What to work on
Below is a block of records. Copy every line in it that contains the word "text".

Provided entries

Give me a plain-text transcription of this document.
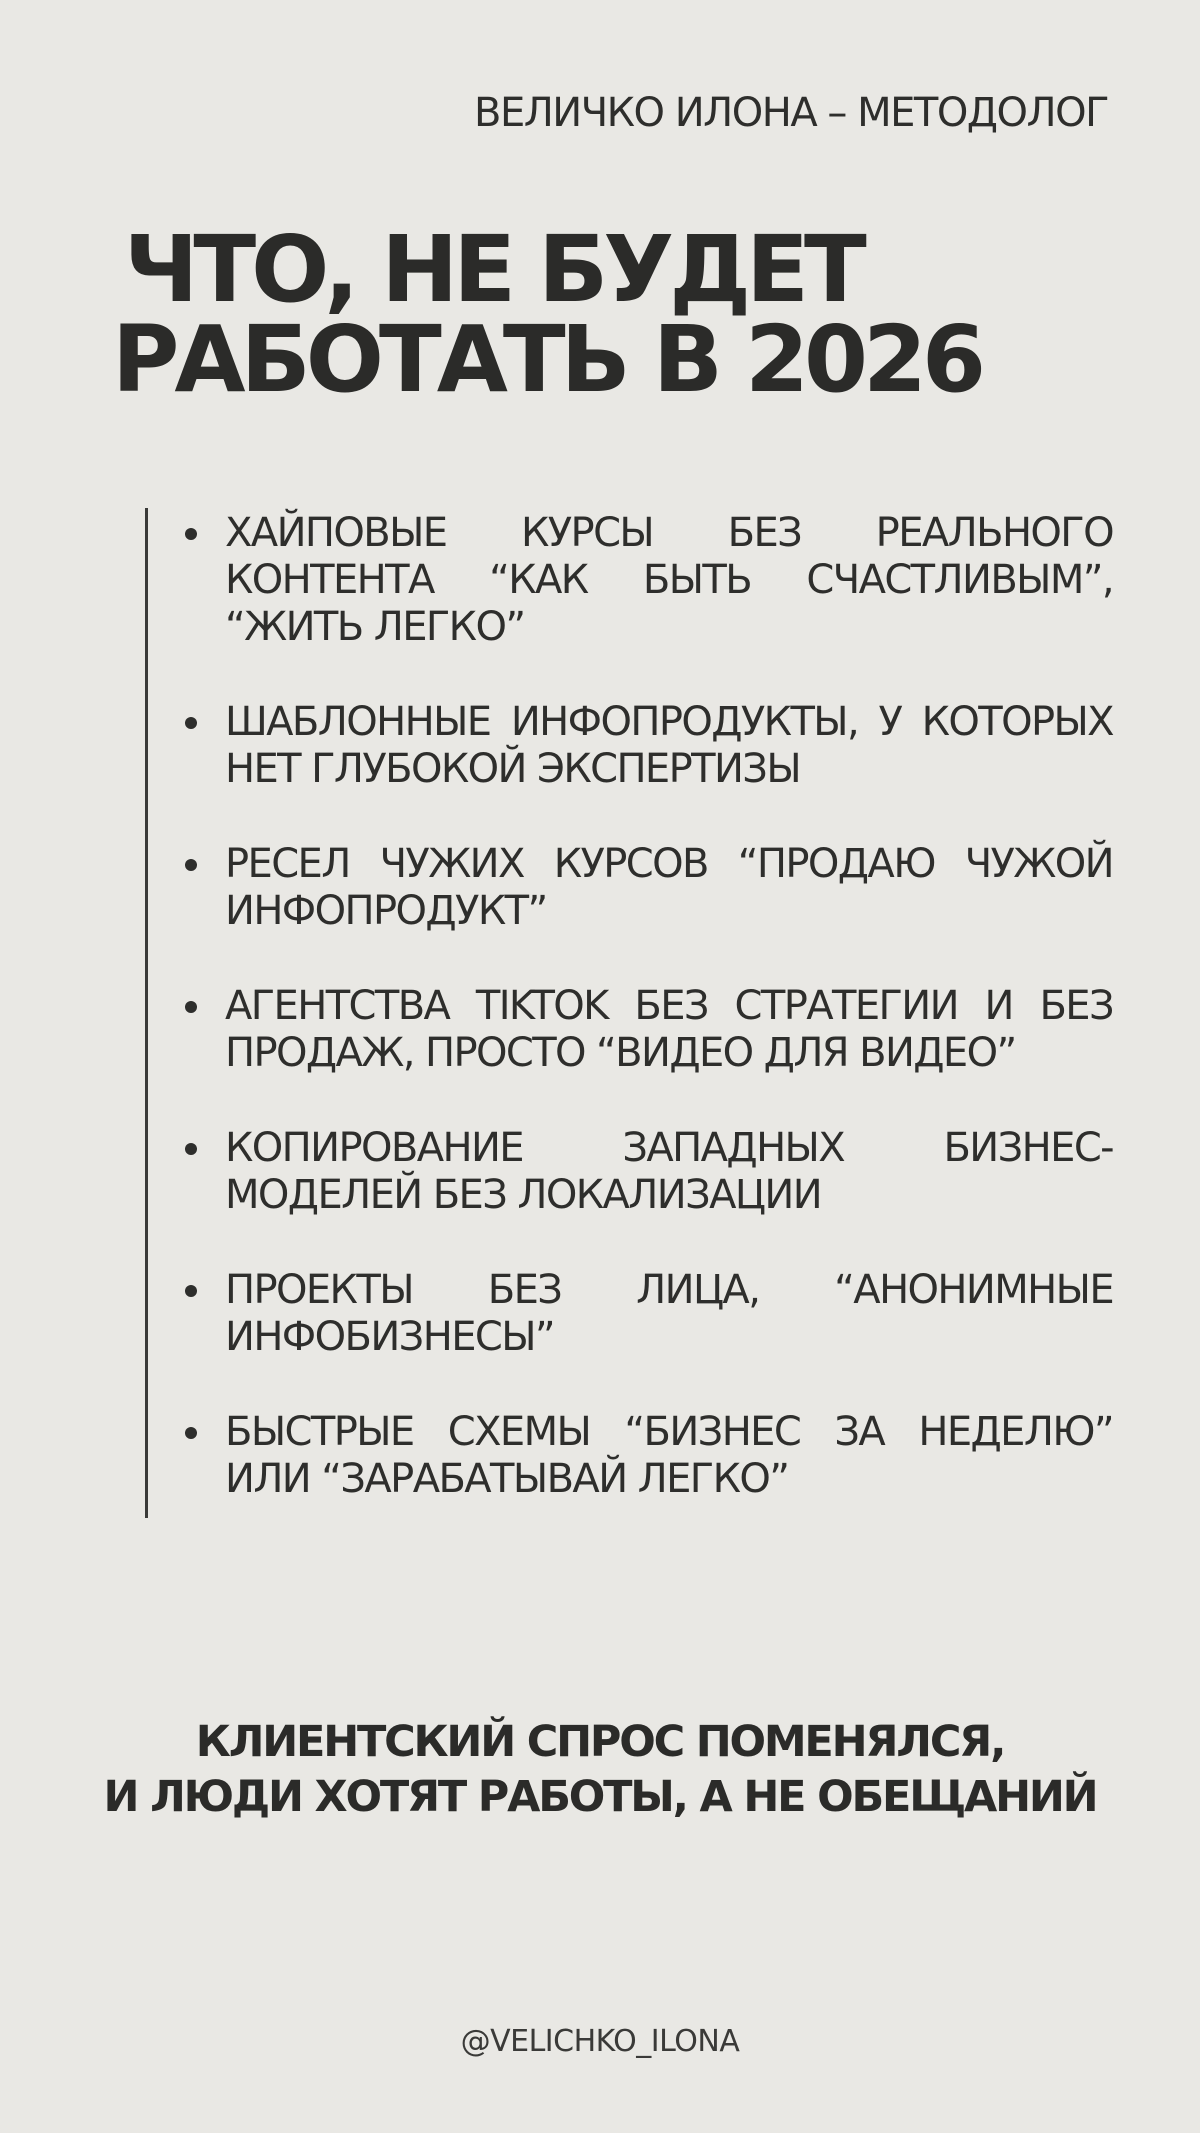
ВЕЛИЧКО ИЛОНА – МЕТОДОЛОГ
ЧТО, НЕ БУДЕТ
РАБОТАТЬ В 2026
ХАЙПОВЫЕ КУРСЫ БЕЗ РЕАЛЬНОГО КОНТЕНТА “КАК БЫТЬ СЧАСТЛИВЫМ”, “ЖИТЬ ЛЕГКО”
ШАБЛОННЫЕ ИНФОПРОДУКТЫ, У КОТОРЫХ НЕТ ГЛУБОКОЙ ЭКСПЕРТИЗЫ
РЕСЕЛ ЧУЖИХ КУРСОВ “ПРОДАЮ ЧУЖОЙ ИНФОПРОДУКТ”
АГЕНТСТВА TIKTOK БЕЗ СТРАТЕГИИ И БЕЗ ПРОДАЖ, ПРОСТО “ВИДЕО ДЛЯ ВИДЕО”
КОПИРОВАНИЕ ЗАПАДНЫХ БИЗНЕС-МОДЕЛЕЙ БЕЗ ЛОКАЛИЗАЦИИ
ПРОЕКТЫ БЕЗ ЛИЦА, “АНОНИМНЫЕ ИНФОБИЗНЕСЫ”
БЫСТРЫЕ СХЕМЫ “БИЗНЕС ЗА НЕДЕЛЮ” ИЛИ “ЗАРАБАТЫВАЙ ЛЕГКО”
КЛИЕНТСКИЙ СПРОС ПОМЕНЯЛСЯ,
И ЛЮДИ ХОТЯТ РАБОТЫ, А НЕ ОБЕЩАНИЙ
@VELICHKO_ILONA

* * *

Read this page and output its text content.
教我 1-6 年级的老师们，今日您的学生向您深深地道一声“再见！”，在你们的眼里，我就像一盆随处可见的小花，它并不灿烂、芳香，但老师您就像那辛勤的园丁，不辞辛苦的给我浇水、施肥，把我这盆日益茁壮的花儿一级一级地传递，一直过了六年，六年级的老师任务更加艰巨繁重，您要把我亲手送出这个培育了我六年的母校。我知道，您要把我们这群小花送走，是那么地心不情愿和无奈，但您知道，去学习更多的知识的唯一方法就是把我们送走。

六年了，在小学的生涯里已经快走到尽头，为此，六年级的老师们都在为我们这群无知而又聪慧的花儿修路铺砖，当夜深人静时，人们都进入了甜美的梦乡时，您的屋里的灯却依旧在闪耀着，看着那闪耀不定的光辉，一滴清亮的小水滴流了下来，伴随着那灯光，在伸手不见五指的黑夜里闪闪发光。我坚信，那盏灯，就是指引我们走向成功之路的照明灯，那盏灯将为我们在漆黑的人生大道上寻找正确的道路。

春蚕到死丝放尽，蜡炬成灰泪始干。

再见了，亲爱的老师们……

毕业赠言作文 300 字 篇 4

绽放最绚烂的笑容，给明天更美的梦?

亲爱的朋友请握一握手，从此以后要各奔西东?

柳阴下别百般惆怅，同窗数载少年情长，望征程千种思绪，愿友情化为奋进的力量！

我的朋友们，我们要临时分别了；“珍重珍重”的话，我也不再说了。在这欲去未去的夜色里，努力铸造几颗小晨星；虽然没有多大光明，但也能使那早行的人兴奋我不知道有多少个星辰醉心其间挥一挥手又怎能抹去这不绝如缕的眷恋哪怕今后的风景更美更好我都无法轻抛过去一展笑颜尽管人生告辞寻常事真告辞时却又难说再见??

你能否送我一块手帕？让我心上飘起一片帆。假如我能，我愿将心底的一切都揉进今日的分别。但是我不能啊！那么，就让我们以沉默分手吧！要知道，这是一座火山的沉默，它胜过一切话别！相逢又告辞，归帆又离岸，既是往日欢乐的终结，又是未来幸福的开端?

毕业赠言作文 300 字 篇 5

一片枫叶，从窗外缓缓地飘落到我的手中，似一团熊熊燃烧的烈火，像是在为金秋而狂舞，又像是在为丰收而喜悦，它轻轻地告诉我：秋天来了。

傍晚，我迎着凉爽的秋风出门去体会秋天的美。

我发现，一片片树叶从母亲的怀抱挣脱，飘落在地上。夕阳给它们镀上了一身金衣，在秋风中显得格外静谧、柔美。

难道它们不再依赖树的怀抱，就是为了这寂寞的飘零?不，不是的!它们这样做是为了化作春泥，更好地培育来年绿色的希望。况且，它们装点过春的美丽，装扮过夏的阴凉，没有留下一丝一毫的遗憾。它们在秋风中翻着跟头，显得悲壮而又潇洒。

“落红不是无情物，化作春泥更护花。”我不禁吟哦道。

Solution
Give me a plain-text transcription of this document.
Read this page and output its text content.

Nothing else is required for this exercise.